_Exercise description_. Reproduce the part of the Fastmile firmware-dumping passage between "EDL stands for" and "to analyse it.", inclusive, without changing a word.
━━━━━ Source passage ━━━━━
The cleaned output can be obtained like so:

python3 parse.py dump.log > ~/Workspace/Fastmile/Config/output.log

We need to remove the first column and last column from our output log keeping only columns 2-5 and then convert it to a binary file. This blog here explains in detail what we're trying to do (https://nstarke.github.io/hexdump/binary/linux/2021/08/27/hexdump-to-binary.html).

The modified oneliner for us looks like this: cut -d' ' -f2-5 output.log | xxd -r -p > output.bin

Finally, with a bit of luck, you can simply run ubidump on the binary file to extract files.

Taking a browse through we see files like the config_encryption.cfg which is the configuration file that used to be accessible through the Web UI.

Android Firmware Dumping via EDL

EDL stands for Emergency DownLoad Mode and is a special boot mode normally used by OEMs to allow recovery of bricked devices, force flashes of firmware or dumping of firmware.

The Fastmile can be put into this mode to obtain a live copy of the Android side's firmware in case the device becomes bricked or you want to analyse it.

To place the Fastmile into EDL mode, two headers (next to the UART ones) need to be shorted on boot. The power switch button pictured was just used to more conveniently short those 2 pins, but you can use a screwdriver to do this as well.

When plugging in a USB-C cable you should then see a device with ID 05c6:9008 appear when you run lsusb.

From here you can use tools like: https://github.com/bkerler/edl to dump LUNs/partitions from the device and write them back.

Running edl printgpt --memory=ufs --lun=0 lists partitions for LUN0 on the fastmile.
━━━━━ Data provided ━━━━━
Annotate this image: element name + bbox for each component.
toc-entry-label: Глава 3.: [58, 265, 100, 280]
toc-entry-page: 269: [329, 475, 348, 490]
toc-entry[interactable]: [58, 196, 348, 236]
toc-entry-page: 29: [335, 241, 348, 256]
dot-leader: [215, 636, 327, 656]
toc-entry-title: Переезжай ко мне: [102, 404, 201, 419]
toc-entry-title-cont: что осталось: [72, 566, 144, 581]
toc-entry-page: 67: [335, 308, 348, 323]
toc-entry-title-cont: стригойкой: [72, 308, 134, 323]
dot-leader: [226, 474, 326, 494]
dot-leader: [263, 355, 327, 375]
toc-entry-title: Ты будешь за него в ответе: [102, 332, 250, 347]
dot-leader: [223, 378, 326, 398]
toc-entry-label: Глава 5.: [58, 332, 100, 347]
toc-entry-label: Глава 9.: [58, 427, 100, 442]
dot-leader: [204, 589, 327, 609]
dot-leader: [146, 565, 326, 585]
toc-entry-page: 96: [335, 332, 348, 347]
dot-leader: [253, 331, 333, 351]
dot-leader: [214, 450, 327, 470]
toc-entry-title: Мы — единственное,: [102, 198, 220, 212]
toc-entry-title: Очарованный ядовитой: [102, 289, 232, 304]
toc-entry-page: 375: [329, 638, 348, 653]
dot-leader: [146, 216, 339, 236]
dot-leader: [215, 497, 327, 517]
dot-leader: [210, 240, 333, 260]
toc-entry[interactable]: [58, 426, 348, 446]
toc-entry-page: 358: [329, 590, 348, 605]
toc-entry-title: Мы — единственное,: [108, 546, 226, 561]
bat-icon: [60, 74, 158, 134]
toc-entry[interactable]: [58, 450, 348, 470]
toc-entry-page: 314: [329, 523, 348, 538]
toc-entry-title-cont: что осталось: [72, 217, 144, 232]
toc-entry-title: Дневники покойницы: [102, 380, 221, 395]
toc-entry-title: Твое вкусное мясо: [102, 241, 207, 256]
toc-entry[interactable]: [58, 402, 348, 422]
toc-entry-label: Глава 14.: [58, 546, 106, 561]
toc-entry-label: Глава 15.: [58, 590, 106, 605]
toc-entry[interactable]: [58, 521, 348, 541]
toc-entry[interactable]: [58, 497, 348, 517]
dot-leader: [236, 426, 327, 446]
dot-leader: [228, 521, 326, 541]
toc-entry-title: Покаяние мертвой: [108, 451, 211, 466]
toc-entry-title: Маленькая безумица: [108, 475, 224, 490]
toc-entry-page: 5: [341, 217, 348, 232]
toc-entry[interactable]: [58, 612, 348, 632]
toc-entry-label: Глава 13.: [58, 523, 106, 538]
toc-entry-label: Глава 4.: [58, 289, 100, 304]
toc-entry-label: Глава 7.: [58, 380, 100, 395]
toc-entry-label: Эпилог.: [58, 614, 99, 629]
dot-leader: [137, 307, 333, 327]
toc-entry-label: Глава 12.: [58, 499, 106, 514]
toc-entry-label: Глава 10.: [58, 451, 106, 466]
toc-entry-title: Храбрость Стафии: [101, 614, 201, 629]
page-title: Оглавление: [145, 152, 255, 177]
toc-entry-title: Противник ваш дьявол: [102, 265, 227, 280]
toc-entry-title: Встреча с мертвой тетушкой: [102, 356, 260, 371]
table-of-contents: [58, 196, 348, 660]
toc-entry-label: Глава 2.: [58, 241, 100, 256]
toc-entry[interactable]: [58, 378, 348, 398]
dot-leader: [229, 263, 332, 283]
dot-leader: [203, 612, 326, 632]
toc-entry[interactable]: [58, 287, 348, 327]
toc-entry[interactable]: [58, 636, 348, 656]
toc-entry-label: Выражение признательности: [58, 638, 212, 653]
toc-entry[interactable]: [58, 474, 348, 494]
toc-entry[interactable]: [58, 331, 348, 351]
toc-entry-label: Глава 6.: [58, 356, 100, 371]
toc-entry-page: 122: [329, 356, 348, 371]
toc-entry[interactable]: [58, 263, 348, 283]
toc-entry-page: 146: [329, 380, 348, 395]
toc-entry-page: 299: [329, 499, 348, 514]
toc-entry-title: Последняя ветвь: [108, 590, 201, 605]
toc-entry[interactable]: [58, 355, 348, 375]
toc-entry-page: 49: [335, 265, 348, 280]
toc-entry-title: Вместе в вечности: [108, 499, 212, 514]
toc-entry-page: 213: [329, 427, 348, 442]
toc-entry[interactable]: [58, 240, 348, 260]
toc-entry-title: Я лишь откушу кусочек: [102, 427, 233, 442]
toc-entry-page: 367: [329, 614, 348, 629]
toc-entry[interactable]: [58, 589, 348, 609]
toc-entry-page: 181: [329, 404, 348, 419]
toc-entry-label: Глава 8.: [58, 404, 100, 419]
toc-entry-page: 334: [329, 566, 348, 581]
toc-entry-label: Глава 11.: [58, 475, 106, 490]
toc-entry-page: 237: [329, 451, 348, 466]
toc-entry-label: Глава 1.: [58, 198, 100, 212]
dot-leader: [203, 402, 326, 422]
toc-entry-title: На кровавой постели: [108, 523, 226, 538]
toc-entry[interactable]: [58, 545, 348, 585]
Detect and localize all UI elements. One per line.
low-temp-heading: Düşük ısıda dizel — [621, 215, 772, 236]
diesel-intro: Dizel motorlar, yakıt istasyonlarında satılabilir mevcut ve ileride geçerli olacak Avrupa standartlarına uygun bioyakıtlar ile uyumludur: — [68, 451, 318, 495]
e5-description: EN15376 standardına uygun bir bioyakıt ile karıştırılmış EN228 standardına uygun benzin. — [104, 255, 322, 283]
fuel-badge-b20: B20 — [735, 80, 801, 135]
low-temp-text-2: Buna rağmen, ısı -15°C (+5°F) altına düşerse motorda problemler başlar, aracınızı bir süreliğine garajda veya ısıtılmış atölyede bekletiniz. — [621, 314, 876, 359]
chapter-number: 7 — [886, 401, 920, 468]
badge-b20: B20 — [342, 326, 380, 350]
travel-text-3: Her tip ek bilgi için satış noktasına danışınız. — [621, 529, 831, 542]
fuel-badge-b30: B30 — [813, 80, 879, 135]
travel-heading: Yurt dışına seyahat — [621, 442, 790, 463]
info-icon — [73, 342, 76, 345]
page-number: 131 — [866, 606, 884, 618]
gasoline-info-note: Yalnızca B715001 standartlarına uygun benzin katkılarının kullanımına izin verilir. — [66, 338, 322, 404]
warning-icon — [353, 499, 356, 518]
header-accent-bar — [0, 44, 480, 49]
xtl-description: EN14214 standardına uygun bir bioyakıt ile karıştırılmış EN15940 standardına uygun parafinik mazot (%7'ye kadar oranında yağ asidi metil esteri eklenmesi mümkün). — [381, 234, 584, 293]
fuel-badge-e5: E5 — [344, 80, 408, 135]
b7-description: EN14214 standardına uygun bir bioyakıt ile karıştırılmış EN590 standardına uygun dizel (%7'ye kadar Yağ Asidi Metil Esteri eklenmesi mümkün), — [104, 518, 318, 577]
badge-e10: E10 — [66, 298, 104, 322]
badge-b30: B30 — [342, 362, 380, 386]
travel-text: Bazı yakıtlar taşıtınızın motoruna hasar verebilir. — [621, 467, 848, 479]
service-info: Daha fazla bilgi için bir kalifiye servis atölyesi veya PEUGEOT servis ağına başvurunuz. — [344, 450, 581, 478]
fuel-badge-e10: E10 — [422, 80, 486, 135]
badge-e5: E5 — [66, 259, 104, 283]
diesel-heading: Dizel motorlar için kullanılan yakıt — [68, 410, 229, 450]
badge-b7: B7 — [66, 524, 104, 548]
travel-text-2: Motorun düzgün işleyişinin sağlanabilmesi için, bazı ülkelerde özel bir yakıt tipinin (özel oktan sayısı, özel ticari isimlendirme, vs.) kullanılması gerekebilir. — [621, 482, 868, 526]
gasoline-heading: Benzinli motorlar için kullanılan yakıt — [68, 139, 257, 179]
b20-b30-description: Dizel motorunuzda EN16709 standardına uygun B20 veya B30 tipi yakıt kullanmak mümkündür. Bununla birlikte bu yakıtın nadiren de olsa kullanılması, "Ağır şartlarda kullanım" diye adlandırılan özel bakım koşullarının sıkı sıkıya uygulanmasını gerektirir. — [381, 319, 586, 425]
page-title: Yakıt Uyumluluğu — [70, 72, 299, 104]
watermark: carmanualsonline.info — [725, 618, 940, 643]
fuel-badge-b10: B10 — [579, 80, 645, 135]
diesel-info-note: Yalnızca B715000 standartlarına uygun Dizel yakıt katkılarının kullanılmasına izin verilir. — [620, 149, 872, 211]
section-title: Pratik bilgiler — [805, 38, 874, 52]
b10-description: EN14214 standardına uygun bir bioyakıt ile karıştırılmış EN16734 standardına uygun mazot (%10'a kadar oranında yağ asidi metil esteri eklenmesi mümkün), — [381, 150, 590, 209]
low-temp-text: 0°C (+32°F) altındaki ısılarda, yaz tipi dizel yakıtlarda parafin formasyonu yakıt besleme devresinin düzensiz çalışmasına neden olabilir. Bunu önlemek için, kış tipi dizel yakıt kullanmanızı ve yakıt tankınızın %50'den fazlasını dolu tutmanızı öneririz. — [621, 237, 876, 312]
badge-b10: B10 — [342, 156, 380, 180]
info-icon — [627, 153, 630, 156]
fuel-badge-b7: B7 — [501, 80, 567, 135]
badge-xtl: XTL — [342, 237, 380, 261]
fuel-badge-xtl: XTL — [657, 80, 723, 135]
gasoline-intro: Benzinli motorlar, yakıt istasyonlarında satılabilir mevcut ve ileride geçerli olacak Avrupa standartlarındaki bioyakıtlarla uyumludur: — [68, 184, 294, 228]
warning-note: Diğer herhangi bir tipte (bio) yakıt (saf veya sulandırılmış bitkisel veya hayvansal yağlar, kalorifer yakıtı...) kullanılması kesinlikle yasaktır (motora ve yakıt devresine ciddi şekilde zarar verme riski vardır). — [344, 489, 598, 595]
━━━━━
_Written response_.
EDL stands for Emergency DownLoad Mode and is a special boot mode normally used by OEMs to allow recovery of bricked devices, force flashes of firmware or dumping of firmware.

The Fastmile can be put into this mode to obtain a live copy of the Android side's firmware in case the device becomes bricked or you want to analyse it.